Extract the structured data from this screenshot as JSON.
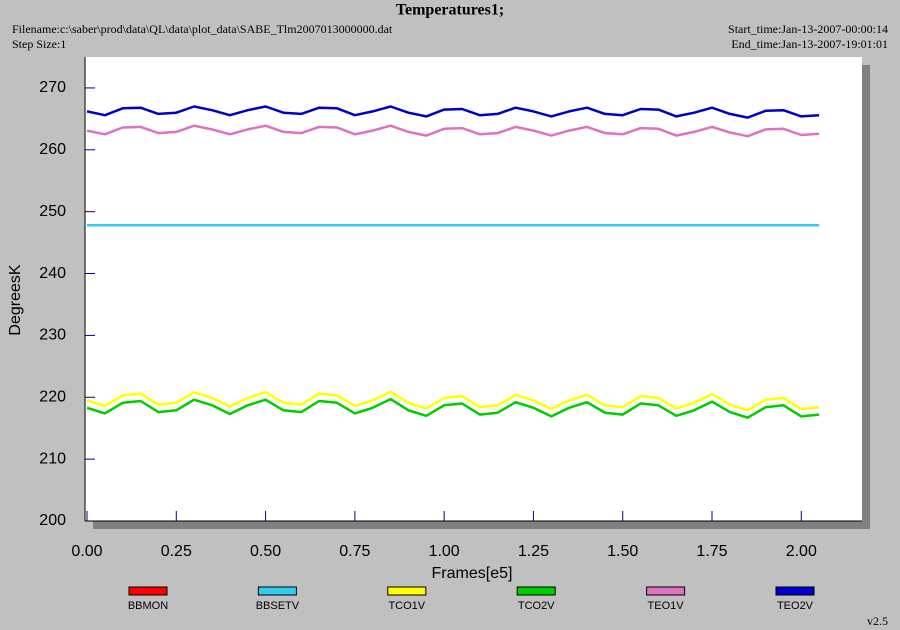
{
  "chart_data": {
    "type": "line",
    "title": "Temperatures1;",
    "filename": "Filename:c:\\saber\\prod\\data\\QL\\data\\plot_data\\SABE_Tlm2007013000000.dat",
    "step_size": "Step Size:1",
    "start_time": "Start_time:Jan-13-2007-00:00:14",
    "end_time": "End_time:Jan-13-2007-19:01:01",
    "version": "v2.5",
    "xlabel": "Frames[e5]",
    "ylabel": "DegreesK",
    "xlim": [
      0,
      2.17
    ],
    "ylim": [
      200,
      275
    ],
    "xticks": [
      {
        "value": 0,
        "label": "0.00"
      },
      0.25,
      {
        "value": 0.5,
        "label": "0.50"
      },
      0.75,
      {
        "value": 1,
        "label": "1.00"
      },
      1.25,
      {
        "value": 1.5,
        "label": "1.50"
      },
      1.75,
      {
        "value": 2,
        "label": "2.00"
      }
    ],
    "yticks": [
      200,
      210,
      220,
      230,
      240,
      250,
      260,
      270
    ],
    "x": [
      0,
      0.05,
      0.1,
      0.15,
      0.2,
      0.25,
      0.3,
      0.35,
      0.4,
      0.45,
      0.5,
      0.55,
      0.6,
      0.65,
      0.7,
      0.75,
      0.8,
      0.85,
      0.9,
      0.95,
      1,
      1.05,
      1.1,
      1.15,
      1.2,
      1.25,
      1.3,
      1.35,
      1.4,
      1.45,
      1.5,
      1.55,
      1.6,
      1.65,
      1.7,
      1.75,
      1.8,
      1.85,
      1.9,
      1.95,
      2,
      2.05
    ],
    "series": [
      {
        "name": "BBMON",
        "color": "#ff0000",
        "values": [
          null,
          null,
          null,
          null,
          null,
          null,
          null,
          null,
          null,
          null,
          null,
          null,
          null,
          null,
          null,
          null,
          null,
          null,
          null,
          null,
          null,
          null,
          null,
          null,
          null,
          null,
          null,
          null,
          null,
          null,
          null,
          null,
          null,
          null,
          null,
          null,
          null,
          null,
          null,
          null,
          null,
          null
        ]
      },
      {
        "name": "BBSETV",
        "color": "#33ccee",
        "values": [
          247.8,
          247.8,
          247.8,
          247.8,
          247.8,
          247.8,
          247.8,
          247.8,
          247.8,
          247.8,
          247.8,
          247.8,
          247.8,
          247.8,
          247.8,
          247.8,
          247.8,
          247.8,
          247.8,
          247.8,
          247.8,
          247.8,
          247.8,
          247.8,
          247.8,
          247.8,
          247.8,
          247.8,
          247.8,
          247.8,
          247.8,
          247.8,
          247.8,
          247.8,
          247.8,
          247.8,
          247.8,
          247.8,
          247.8,
          247.8,
          247.8,
          247.8
        ]
      },
      {
        "name": "TCO1V",
        "color": "#ffff00",
        "values": [
          219.5,
          218.6,
          220.3,
          220.6,
          218.8,
          219.1,
          220.8,
          219.9,
          218.5,
          219.9,
          220.8,
          219.1,
          218.8,
          220.6,
          220.3,
          218.6,
          219.5,
          220.9,
          219.1,
          218.2,
          219.9,
          220.2,
          218.4,
          218.7,
          220.4,
          219.5,
          218.1,
          219.5,
          220.4,
          218.7,
          218.4,
          220.2,
          219.9,
          218.2,
          219.1,
          220.5,
          218.8,
          217.9,
          219.6,
          219.9,
          218.1,
          218.4
        ]
      },
      {
        "name": "TCO2V",
        "color": "#00cc00",
        "values": [
          218.3,
          217.4,
          219.1,
          219.4,
          217.6,
          217.9,
          219.6,
          218.7,
          217.3,
          218.7,
          219.6,
          217.9,
          217.6,
          219.4,
          219.1,
          217.4,
          218.3,
          219.7,
          217.9,
          217.0,
          218.7,
          219.0,
          217.2,
          217.5,
          219.2,
          218.3,
          216.9,
          218.3,
          219.2,
          217.5,
          217.2,
          219.0,
          218.7,
          217.0,
          217.9,
          219.3,
          217.6,
          216.7,
          218.4,
          218.7,
          216.9,
          217.2
        ]
      },
      {
        "name": "TEO1V",
        "color": "#e070c0",
        "values": [
          263.1,
          262.5,
          263.6,
          263.7,
          262.7,
          262.9,
          263.9,
          263.3,
          262.5,
          263.3,
          263.9,
          262.9,
          262.7,
          263.7,
          263.6,
          262.5,
          263.1,
          263.9,
          262.9,
          262.3,
          263.4,
          263.5,
          262.5,
          262.7,
          263.7,
          263.1,
          262.3,
          263.1,
          263.7,
          262.7,
          262.5,
          263.5,
          263.4,
          262.3,
          262.9,
          263.7,
          262.8,
          262.2,
          263.3,
          263.4,
          262.4,
          262.6
        ]
      },
      {
        "name": "TEO2V",
        "color": "#0000cc",
        "values": [
          266.2,
          265.6,
          266.7,
          266.8,
          265.8,
          266.0,
          267.0,
          266.4,
          265.6,
          266.4,
          267.0,
          266.0,
          265.8,
          266.8,
          266.7,
          265.6,
          266.2,
          267.0,
          266.0,
          265.4,
          266.5,
          266.6,
          265.6,
          265.8,
          266.8,
          266.2,
          265.4,
          266.2,
          266.8,
          265.8,
          265.6,
          266.6,
          266.5,
          265.4,
          266.0,
          266.8,
          265.8,
          265.2,
          266.3,
          266.4,
          265.4,
          265.6
        ]
      }
    ]
  }
}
☆ ☆ ☆ ☆ ☆ ☆ ☆
BRIEF:
In the entries above, count each line with "color"; reply with the total only.

PROBLEM SOLUTION:
6